- **Data to process**:
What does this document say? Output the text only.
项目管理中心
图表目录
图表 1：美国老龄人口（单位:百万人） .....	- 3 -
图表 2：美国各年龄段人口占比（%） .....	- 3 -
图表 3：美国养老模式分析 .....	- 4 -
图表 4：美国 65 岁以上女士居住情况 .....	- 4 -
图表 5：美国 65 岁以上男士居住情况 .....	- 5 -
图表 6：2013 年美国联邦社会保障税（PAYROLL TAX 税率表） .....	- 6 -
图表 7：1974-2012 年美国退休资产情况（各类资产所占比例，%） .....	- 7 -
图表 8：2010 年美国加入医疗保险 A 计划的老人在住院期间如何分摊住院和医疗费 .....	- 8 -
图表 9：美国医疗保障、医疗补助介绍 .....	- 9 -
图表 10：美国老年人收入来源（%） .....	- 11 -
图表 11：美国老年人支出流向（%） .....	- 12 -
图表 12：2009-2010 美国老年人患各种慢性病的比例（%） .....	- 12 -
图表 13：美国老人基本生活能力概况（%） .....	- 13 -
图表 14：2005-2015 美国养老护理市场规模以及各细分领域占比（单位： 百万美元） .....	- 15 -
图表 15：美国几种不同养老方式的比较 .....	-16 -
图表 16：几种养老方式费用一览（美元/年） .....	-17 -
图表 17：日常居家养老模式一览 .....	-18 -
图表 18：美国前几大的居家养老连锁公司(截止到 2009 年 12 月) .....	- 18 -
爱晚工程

- **What you need to do**: Write out all the lines again, exactly as they are.

- **Answer to this problem**:
What does this document say? Output the text only.
项目管理中心
图表目录
图表 1：美国老龄人口（单位:百万人） .....	- 3 -
图表 2：美国各年龄段人口占比（%） .....	- 3 -
图表 3：美国养老模式分析 .....	- 4 -
图表 4：美国 65 岁以上女士居住情况 .....	- 4 -
图表 5：美国 65 岁以上男士居住情况 .....	- 5 -
图表 6：2013 年美国联邦社会保障税（PAYROLL TAX 税率表） .....	- 6 -
图表 7：1974-2012 年美国退休资产情况（各类资产所占比例，%） .....	- 7 -
图表 8：2010 年美国加入医疗保险 A 计划的老人在住院期间如何分摊住院和医疗费 .....	- 8 -
图表 9：美国医疗保障、医疗补助介绍 .....	- 9 -
图表 10：美国老年人收入来源（%） .....	- 11 -
图表 11：美国老年人支出流向（%） .....	- 12 -
图表 12：2009-2010 美国老年人患各种慢性病的比例（%） .....	- 12 -
图表 13：美国老人基本生活能力概况（%） .....	- 13 -
图表 14：2005-2015 美国养老护理市场规模以及各细分领域占比（单位： 百万美元） .....	- 15 -
图表 15：美国几种不同养老方式的比较 .....	-16 -
图表 16：几种养老方式费用一览（美元/年） .....	-17 -
图表 17：日常居家养老模式一览 .....	-18 -
图表 18：美国前几大的居家养老连锁公司(截止到 2009 年 12 月) .....	- 18 -
爱晚工程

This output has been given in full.